**Work to complete:**
Pick out every line in the data below that holds "Date".

**Record list:**
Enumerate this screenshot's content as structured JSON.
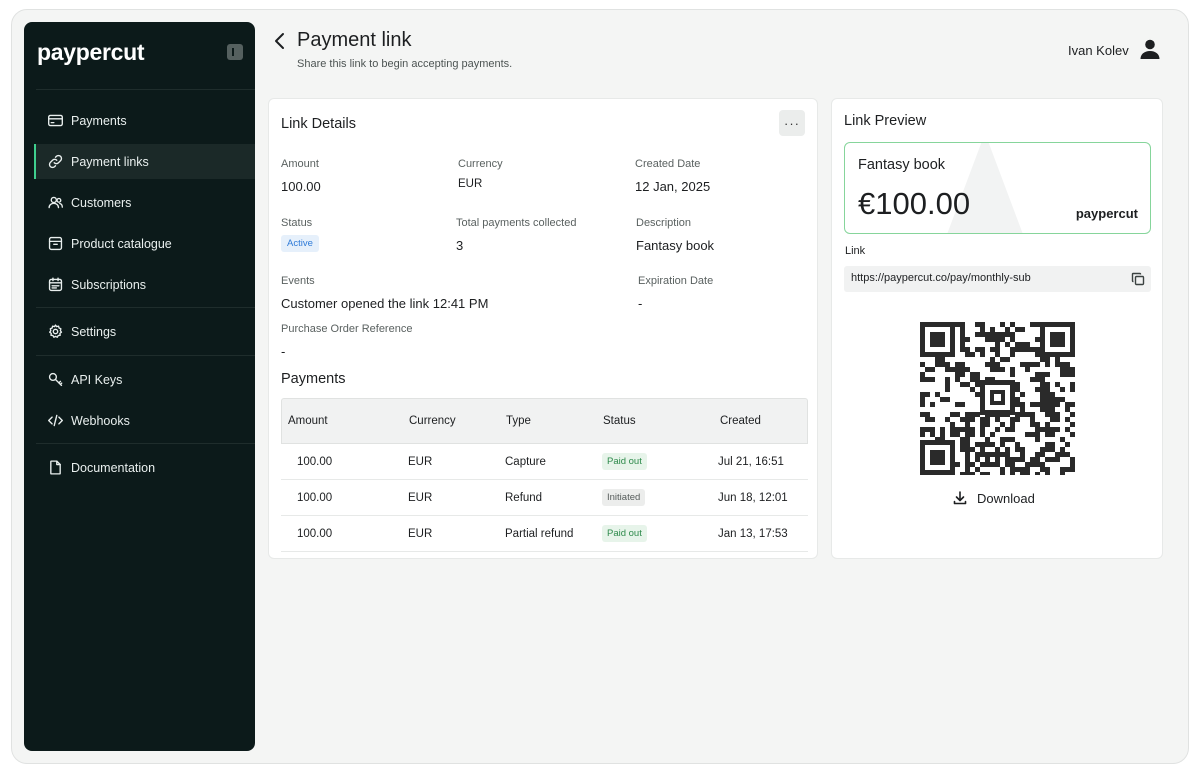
{
  "sidebar": {
    "logo": "paypercut",
    "items": [
      {
        "label": "Payments",
        "icon": "card-icon"
      },
      {
        "label": "Payment links",
        "icon": "link-icon",
        "active": true
      },
      {
        "label": "Customers",
        "icon": "users-icon"
      },
      {
        "label": "Product catalogue",
        "icon": "box-icon"
      },
      {
        "label": "Subscriptions",
        "icon": "calendar-icon"
      },
      {
        "label": "Settings",
        "icon": "gear-icon"
      },
      {
        "label": "API Keys",
        "icon": "key-icon"
      },
      {
        "label": "Webhooks",
        "icon": "code-icon"
      },
      {
        "label": "Documentation",
        "icon": "document-icon"
      }
    ]
  },
  "header": {
    "title": "Payment link",
    "subtitle": "Share this link to begin accepting payments.",
    "user_name": "Ivan Kolev"
  },
  "details": {
    "title": "Link Details",
    "more_label": "···",
    "amount_label": "Amount",
    "amount_value": "100.00",
    "currency_label": "Currency",
    "currency_value": "EUR",
    "created_label": "Created Date",
    "created_value": "12 Jan, 2025",
    "status_label": "Status",
    "status_value": "Active",
    "total_label": "Total payments collected",
    "total_value": "3",
    "description_label": "Description",
    "description_value": "Fantasy book",
    "events_label": "Events",
    "events_value": "Customer opened the link 12:41 PM",
    "expiration_label": "Expiration Date",
    "expiration_value": "-",
    "po_label": "Purchase Order Reference",
    "po_value": "-"
  },
  "payments": {
    "title": "Payments",
    "columns": [
      "Amount",
      "Currency",
      "Type",
      "Status",
      "Created"
    ],
    "rows": [
      {
        "amount": "100.00",
        "currency": "EUR",
        "type": "Capture",
        "status": "Paid out",
        "created": "Jul 21, 16:51"
      },
      {
        "amount": "100.00",
        "currency": "EUR",
        "type": "Refund",
        "status": "Initiated",
        "created": "Jun 18, 12:01"
      },
      {
        "amount": "100.00",
        "currency": "EUR",
        "type": "Partial refund",
        "status": "Paid out",
        "created": "Jan 13, 17:53"
      }
    ]
  },
  "preview": {
    "title": "Link Preview",
    "product_name": "Fantasy book",
    "amount": "€100.00",
    "brand": "paypercut",
    "link_label": "Link",
    "link_url": "https://paypercut.co/pay/monthly-sub",
    "download_label": "Download"
  },
  "colors": {
    "sidebar_bg": "#0c1a1a",
    "accent_green": "#3fcf8e",
    "preview_border": "#86d59b",
    "paid_badge": "#2e8a4b",
    "active_badge": "#2f7bd8"
  }
}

**Exercise answer:**
    "created_label": "Created Date",
    "expiration_label": "Expiration Date",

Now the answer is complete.